» **What you should do**
Pictures do not belong in the copy. Return all of the entries exactly.

» **Material provided**
---

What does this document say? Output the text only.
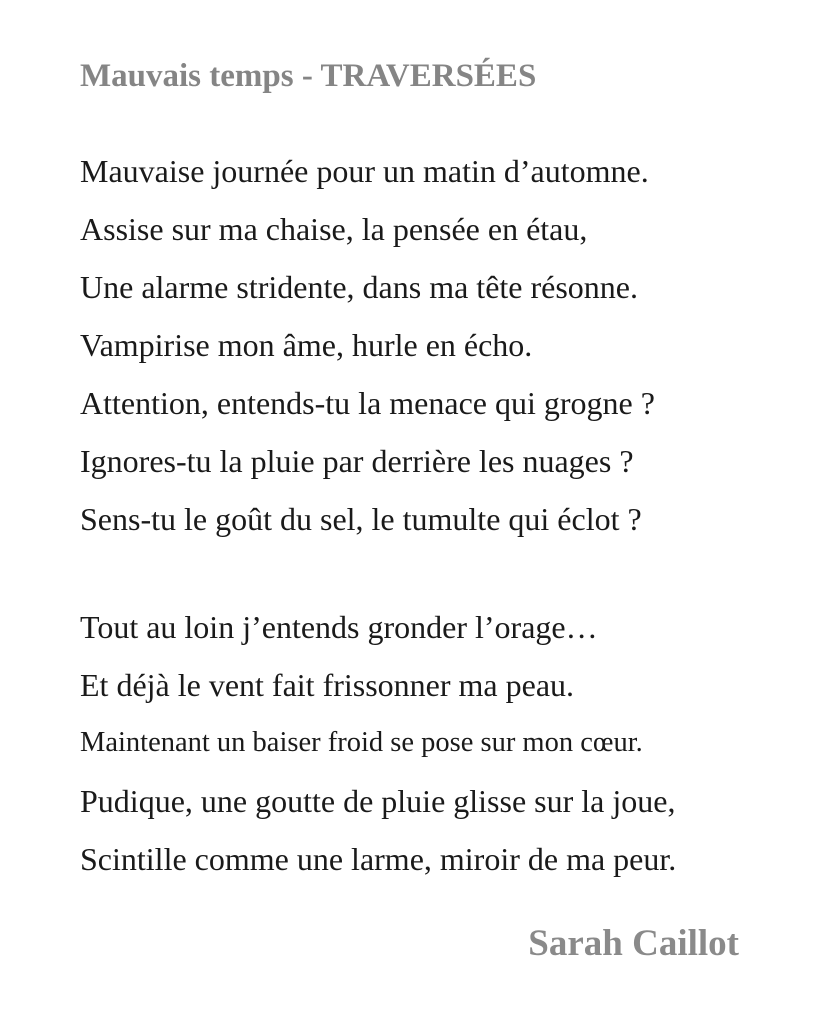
Mauvais temps - TRAVERSÉES
Mauvaise journée pour un matin d’automne.
Assise sur ma chaise, la pensée en étau,
Une alarme stridente, dans ma tête résonne.
Vampirise mon âme, hurle en écho.
Attention, entends-tu la menace qui grogne ?
Ignores-tu la pluie par derrière les nuages ?
Sens-tu le goût du sel, le tumulte qui éclot ?
Tout au loin j’entends gronder l’orage…
Et déjà le vent fait frissonner ma peau.
Maintenant un baiser froid se pose sur mon cœur.
Pudique, une goutte de pluie glisse sur la joue,
Scintille comme une larme, miroir de ma peur.

Sarah Caillot
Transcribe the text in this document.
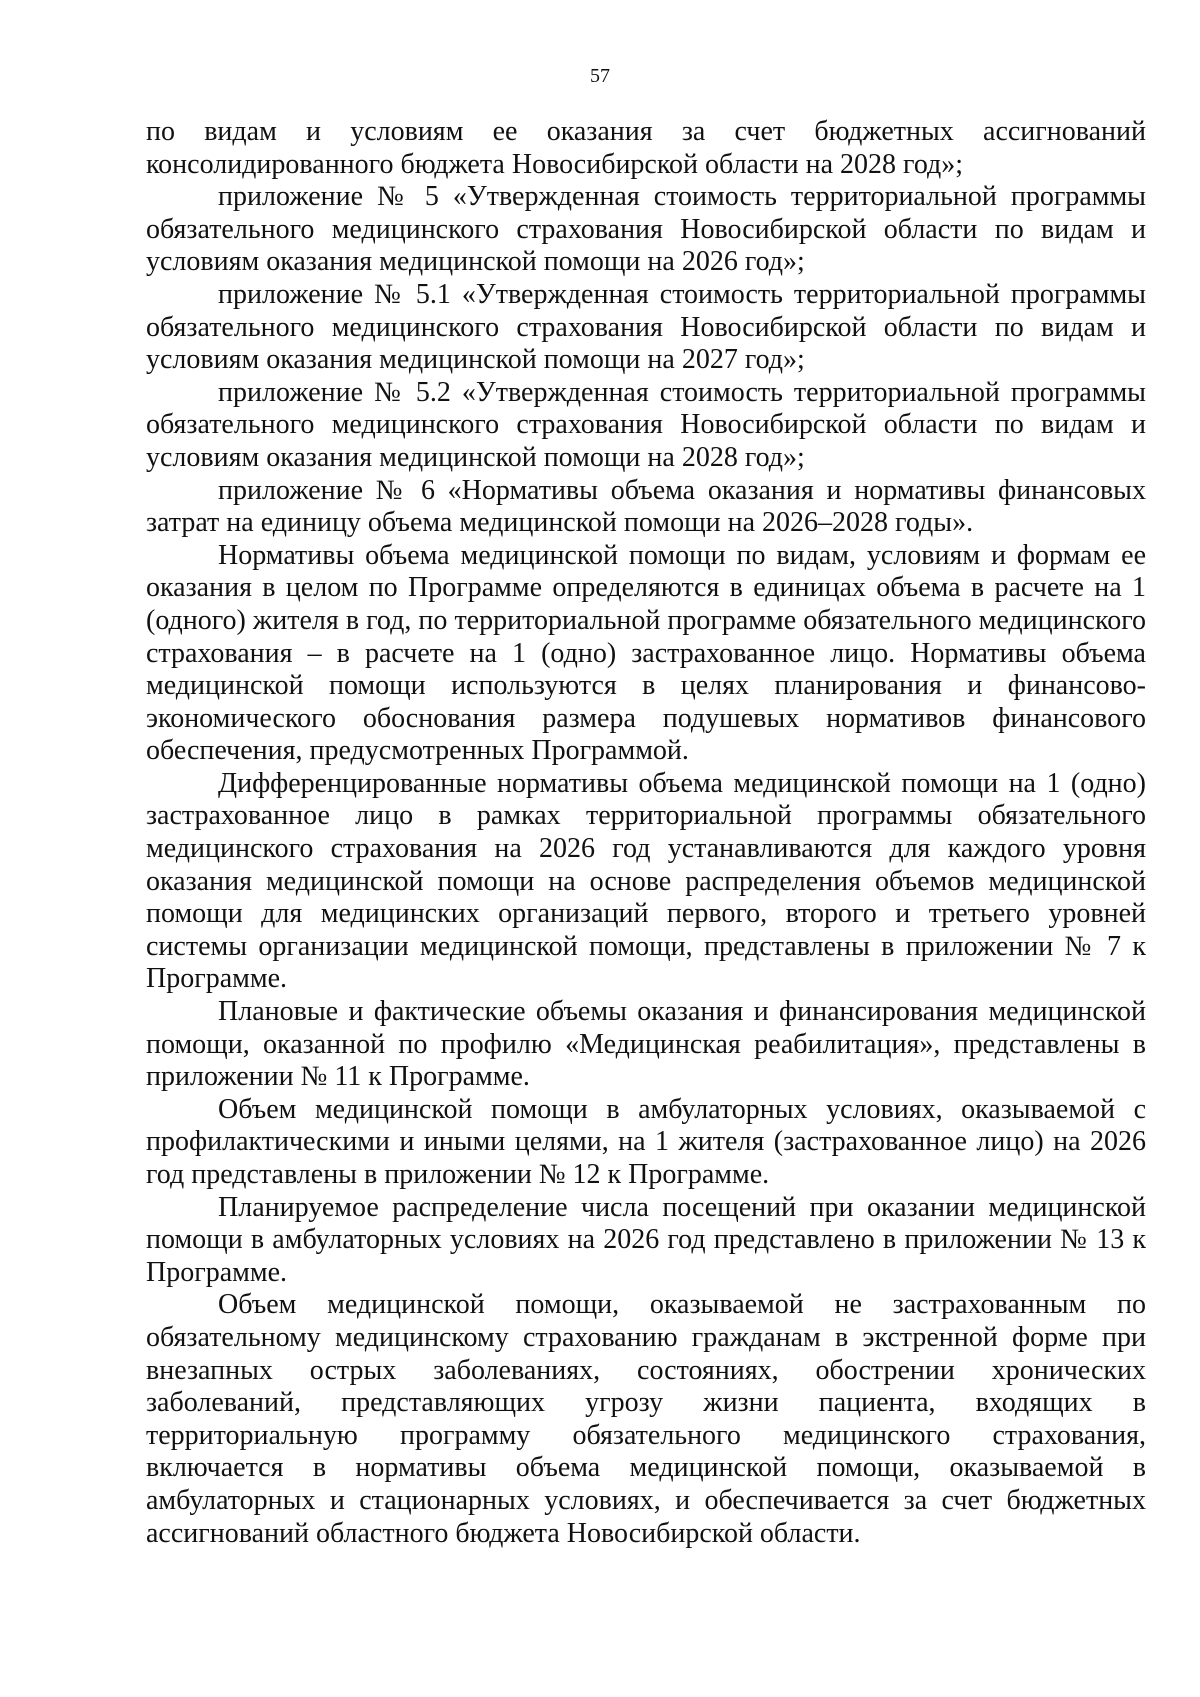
57

по видам и условиям ее оказания за счет бюджетных ассигнований консолидированного бюджета Новосибирской области на 2028 год»;

приложение № 5 «Утвержденная стоимость территориальной программы обязательного медицинского страхования Новосибирской области по видам и условиям оказания медицинской помощи на 2026 год»;

приложение № 5.1 «Утвержденная стоимость территориальной программы обязательного медицинского страхования Новосибирской области по видам и условиям оказания медицинской помощи на 2027 год»;

приложение № 5.2 «Утвержденная стоимость территориальной программы обязательного медицинского страхования Новосибирской области по видам и условиям оказания медицинской помощи на 2028 год»;

приложение № 6 «Нормативы объема оказания и нормативы финансовых затрат на единицу объема медицинской помощи на 2026–2028 годы».

Нормативы объема медицинской помощи по видам, условиям и формам ее оказания в целом по Программе определяются в единицах объема в расчете на 1 (одного) жителя в год, по территориальной программе обязательного медицинского страхования – в расчете на 1 (одно) застрахованное лицо. Нормативы объема медицинской помощи используются в целях планирования и финансово-экономического обоснования размера подушевых нормативов финансового обеспечения, предусмотренных Программой.

Дифференцированные нормативы объема медицинской помощи на 1 (одно) застрахованное лицо в рамках территориальной программы обязательного медицинского страхования на 2026 год устанавливаются для каждого уровня оказания медицинской помощи на основе распределения объемов медицинской помощи для медицинских организаций первого, второго и третьего уровней системы организации медицинской помощи, представлены в приложении № 7 к Программе.

Плановые и фактические объемы оказания и финансирования медицинской помощи, оказанной по профилю «Медицинская реабилитация», представлены в приложении № 11 к Программе.

Объем медицинской помощи в амбулаторных условиях, оказываемой с профилактическими и иными целями, на 1 жителя (застрахованное лицо) на 2026 год представлены в приложении № 12 к Программе.

Планируемое распределение числа посещений при оказании медицинской помощи в амбулаторных условиях на 2026 год представлено в приложении № 13 к Программе.

Объем медицинской помощи, оказываемой не застрахованным по обязательному медицинскому страхованию гражданам в экстренной форме при внезапных острых заболеваниях, состояниях, обострении хронических заболеваний, представляющих угрозу жизни пациента, входящих в территориальную программу обязательного медицинского страхования, включается в нормативы объема медицинской помощи, оказываемой в амбулаторных и стационарных условиях, и обеспечивается за счет бюджетных ассигнований областного бюджета Новосибирской области.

---

» **Solved problem**
What does this document say? Output the text only.
Mauvais temps - TRAVERSÉES
Mauvaise journée pour un matin d’automne.
Assise sur ma chaise, la pensée en étau,
Une alarme stridente, dans ma tête résonne.
Vampirise mon âme, hurle en écho.
Attention, entends-tu la menace qui grogne ?
Ignores-tu la pluie par derrière les nuages ?
Sens-tu le goût du sel, le tumulte qui éclot ?
Tout au loin j’entends gronder l’orage…
Et déjà le vent fait frissonner ma peau.
Maintenant un baiser froid se pose sur mon cœur.
Pudique, une goutte de pluie glisse sur la joue,
Scintille comme une larme, miroir de ma peur.

Sarah Caillot
Transcribe the text in this document.
57

по видам и условиям ее оказания за счет бюджетных ассигнований консолидированного бюджета Новосибирской области на 2028 год»;

приложение № 5 «Утвержденная стоимость территориальной программы обязательного медицинского страхования Новосибирской области по видам и условиям оказания медицинской помощи на 2026 год»;

приложение № 5.1 «Утвержденная стоимость территориальной программы обязательного медицинского страхования Новосибирской области по видам и условиям оказания медицинской помощи на 2027 год»;

приложение № 5.2 «Утвержденная стоимость территориальной программы обязательного медицинского страхования Новосибирской области по видам и условиям оказания медицинской помощи на 2028 год»;

приложение № 6 «Нормативы объема оказания и нормативы финансовых затрат на единицу объема медицинской помощи на 2026–2028 годы».

Нормативы объема медицинской помощи по видам, условиям и формам ее оказания в целом по Программе определяются в единицах объема в расчете на 1 (одного) жителя в год, по территориальной программе обязательного медицинского страхования – в расчете на 1 (одно) застрахованное лицо. Нормативы объема медицинской помощи используются в целях планирования и финансово-экономического обоснования размера подушевых нормативов финансового обеспечения, предусмотренных Программой.

Дифференцированные нормативы объема медицинской помощи на 1 (одно) застрахованное лицо в рамках территориальной программы обязательного медицинского страхования на 2026 год устанавливаются для каждого уровня оказания медицинской помощи на основе распределения объемов медицинской помощи для медицинских организаций первого, второго и третьего уровней системы организации медицинской помощи, представлены в приложении № 7 к Программе.

Плановые и фактические объемы оказания и финансирования медицинской помощи, оказанной по профилю «Медицинская реабилитация», представлены в приложении № 11 к Программе.

Объем медицинской помощи в амбулаторных условиях, оказываемой с профилактическими и иными целями, на 1 жителя (застрахованное лицо) на 2026 год представлены в приложении № 12 к Программе.

Планируемое распределение числа посещений при оказании медицинской помощи в амбулаторных условиях на 2026 год представлено в приложении № 13 к Программе.

Объем медицинской помощи, оказываемой не застрахованным по обязательному медицинскому страхованию гражданам в экстренной форме при внезапных острых заболеваниях, состояниях, обострении хронических заболеваний, представляющих угрозу жизни пациента, входящих в территориальную программу обязательного медицинского страхования, включается в нормативы объема медицинской помощи, оказываемой в амбулаторных и стационарных условиях, и обеспечивается за счет бюджетных ассигнований областного бюджета Новосибирской области.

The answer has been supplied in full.